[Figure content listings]

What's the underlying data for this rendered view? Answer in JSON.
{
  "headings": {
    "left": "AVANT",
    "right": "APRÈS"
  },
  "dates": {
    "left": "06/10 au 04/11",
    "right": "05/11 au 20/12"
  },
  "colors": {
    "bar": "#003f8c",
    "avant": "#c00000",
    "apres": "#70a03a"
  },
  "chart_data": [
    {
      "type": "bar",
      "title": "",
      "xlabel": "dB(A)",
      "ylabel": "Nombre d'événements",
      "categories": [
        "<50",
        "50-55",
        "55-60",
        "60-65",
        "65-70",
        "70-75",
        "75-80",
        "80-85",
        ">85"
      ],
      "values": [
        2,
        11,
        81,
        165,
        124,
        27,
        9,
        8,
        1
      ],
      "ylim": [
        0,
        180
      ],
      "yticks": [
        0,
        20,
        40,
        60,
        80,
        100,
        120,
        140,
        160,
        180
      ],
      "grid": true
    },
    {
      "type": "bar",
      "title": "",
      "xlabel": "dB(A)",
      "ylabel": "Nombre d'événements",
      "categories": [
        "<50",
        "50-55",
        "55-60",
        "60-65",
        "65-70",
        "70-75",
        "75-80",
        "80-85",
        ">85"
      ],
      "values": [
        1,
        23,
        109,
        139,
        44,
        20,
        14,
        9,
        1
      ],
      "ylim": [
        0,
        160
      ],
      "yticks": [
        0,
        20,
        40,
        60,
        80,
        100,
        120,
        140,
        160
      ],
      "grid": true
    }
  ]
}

• _Instructions to follow_
Please restate the data word for word, every record included.

• _Result for this task_
What's the underlying data for this rendered view? Answer in JSON.
{
  "headings": {
    "left": "AVANT",
    "right": "APRÈS"
  },
  "dates": {
    "left": "06/10 au 04/11",
    "right": "05/11 au 20/12"
  },
  "colors": {
    "bar": "#003f8c",
    "avant": "#c00000",
    "apres": "#70a03a"
  },
  "chart_data": [
    {
      "type": "bar",
      "title": "",
      "xlabel": "dB(A)",
      "ylabel": "Nombre d'événements",
      "categories": [
        "<50",
        "50-55",
        "55-60",
        "60-65",
        "65-70",
        "70-75",
        "75-80",
        "80-85",
        ">85"
      ],
      "values": [
        2,
        11,
        81,
        165,
        124,
        27,
        9,
        8,
        1
      ],
      "ylim": [
        0,
        180
      ],
      "yticks": [
        0,
        20,
        40,
        60,
        80,
        100,
        120,
        140,
        160,
        180
      ],
      "grid": true
    },
    {
      "type": "bar",
      "title": "",
      "xlabel": "dB(A)",
      "ylabel": "Nombre d'événements",
      "categories": [
        "<50",
        "50-55",
        "55-60",
        "60-65",
        "65-70",
        "70-75",
        "75-80",
        "80-85",
        ">85"
      ],
      "values": [
        1,
        23,
        109,
        139,
        44,
        20,
        14,
        9,
        1
      ],
      "ylim": [
        0,
        160
      ],
      "yticks": [
        0,
        20,
        40,
        60,
        80,
        100,
        120,
        140,
        160
      ],
      "grid": true
    }
  ]
}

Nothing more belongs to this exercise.